**The input:**
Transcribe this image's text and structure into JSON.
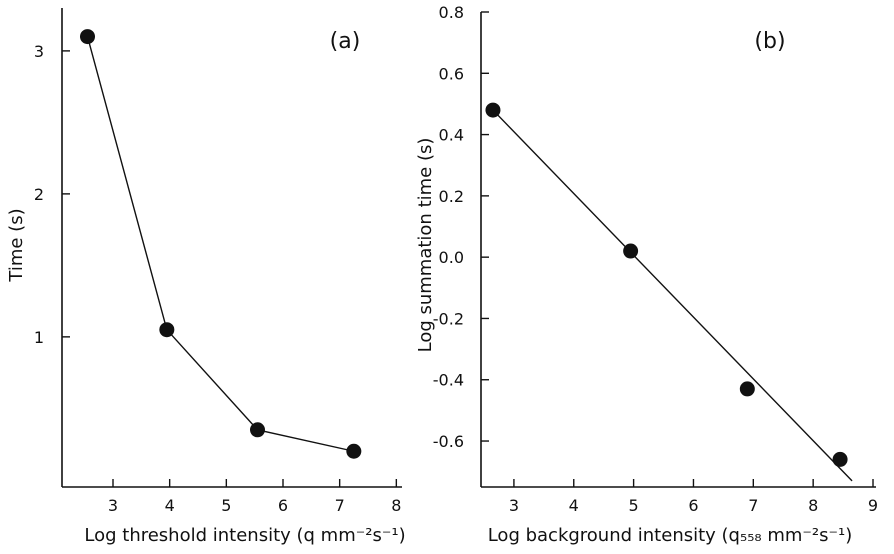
{
  "chart_data": [
    {
      "type": "line",
      "panel_label": "(a)",
      "xlabel": "Log threshold intensity (q mm⁻²s⁻¹)",
      "ylabel": "Time (s)",
      "xlim": [
        2.1,
        8.1
      ],
      "ylim": [
        -0.05,
        3.3
      ],
      "xticks": [
        3,
        4,
        5,
        6,
        7,
        8
      ],
      "yticks": [
        1,
        2,
        3
      ],
      "series": [
        {
          "x": [
            2.55,
            3.95,
            5.55,
            7.25
          ],
          "y": [
            3.1,
            1.05,
            0.35,
            0.2
          ]
        }
      ],
      "grid": false,
      "legend": "none"
    },
    {
      "type": "scatter",
      "panel_label": "(b)",
      "xlabel": "Log background intensity (q₅₅₈ mm⁻²s⁻¹)",
      "ylabel": "Log summation time (s)",
      "xlim": [
        2.45,
        9.05
      ],
      "ylim": [
        -0.75,
        0.8
      ],
      "xticks": [
        3,
        4,
        5,
        6,
        7,
        8,
        9
      ],
      "yticks": [
        0.8,
        0.6,
        0.4,
        0.2,
        0.0,
        -0.2,
        -0.4,
        -0.6
      ],
      "ytick_labels": [
        "0.8",
        "0.6",
        "0.4",
        "0.2",
        "0.0",
        "-0.2",
        "-0.4",
        "-0.6"
      ],
      "series": [
        {
          "x": [
            2.65,
            4.95,
            6.9,
            8.45
          ],
          "y": [
            0.48,
            0.02,
            -0.43,
            -0.66
          ]
        }
      ],
      "fit_line": {
        "x": [
          2.65,
          8.65
        ],
        "y": [
          0.48,
          -0.73
        ]
      },
      "grid": false,
      "legend": "none"
    }
  ]
}
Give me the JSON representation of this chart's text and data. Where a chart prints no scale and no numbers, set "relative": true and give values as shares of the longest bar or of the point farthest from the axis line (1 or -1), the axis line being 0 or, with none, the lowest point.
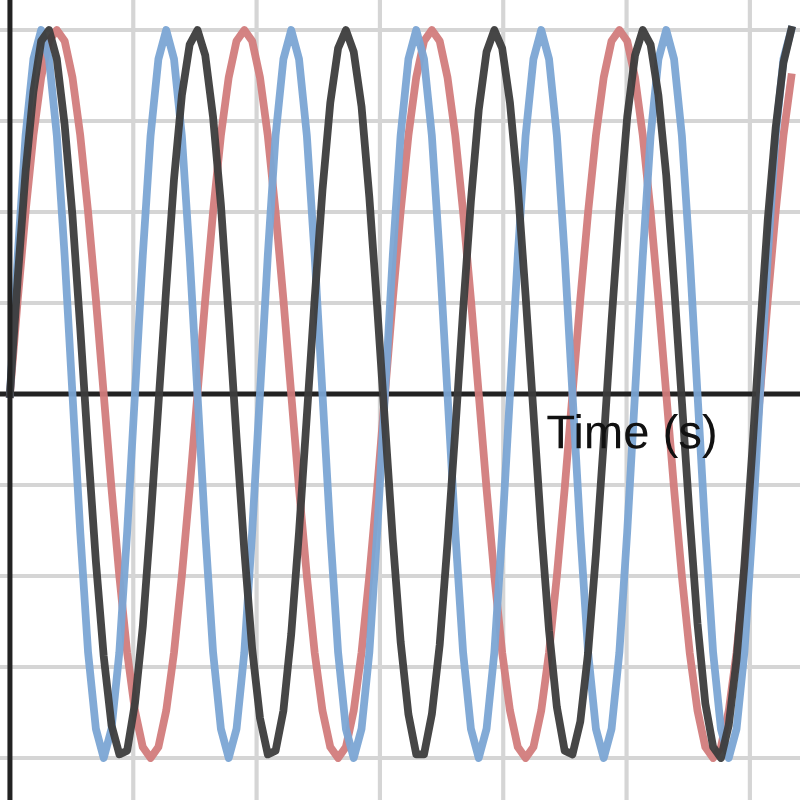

**Stated goal:** Repeat the listing in full and exactly. Leave any pictures out.

**Written solution:**
Transcribe this image's text and structure into JSON.
{
  "chart_data": [
    {
      "type": "line",
      "panel_label": "(a)",
      "xlabel": "Log threshold intensity (q mm⁻²s⁻¹)",
      "ylabel": "Time (s)",
      "xlim": [
        2.1,
        8.1
      ],
      "ylim": [
        -0.05,
        3.3
      ],
      "xticks": [
        3,
        4,
        5,
        6,
        7,
        8
      ],
      "yticks": [
        1,
        2,
        3
      ],
      "series": [
        {
          "x": [
            2.55,
            3.95,
            5.55,
            7.25
          ],
          "y": [
            3.1,
            1.05,
            0.35,
            0.2
          ]
        }
      ],
      "grid": false,
      "legend": "none"
    },
    {
      "type": "scatter",
      "panel_label": "(b)",
      "xlabel": "Log background intensity (q₅₅₈ mm⁻²s⁻¹)",
      "ylabel": "Log summation time (s)",
      "xlim": [
        2.45,
        9.05
      ],
      "ylim": [
        -0.75,
        0.8
      ],
      "xticks": [
        3,
        4,
        5,
        6,
        7,
        8,
        9
      ],
      "yticks": [
        0.8,
        0.6,
        0.4,
        0.2,
        0.0,
        -0.2,
        -0.4,
        -0.6
      ],
      "ytick_labels": [
        "0.8",
        "0.6",
        "0.4",
        "0.2",
        "0.0",
        "-0.2",
        "-0.4",
        "-0.6"
      ],
      "series": [
        {
          "x": [
            2.65,
            4.95,
            6.9,
            8.45
          ],
          "y": [
            0.48,
            0.02,
            -0.43,
            -0.66
          ]
        }
      ],
      "fit_line": {
        "x": [
          2.65,
          8.65
        ],
        "y": [
          0.48,
          -0.73
        ]
      },
      "grid": false,
      "legend": "none"
    }
  ]
}
Give me the JSON representation of this chart's text and data. Where a chart prints no scale and no numbers, set "relative": true and give values as shares of the longest bar or of the point farthest from the axis line (1 or -1), the axis line being 0 or, with none, the lowest point.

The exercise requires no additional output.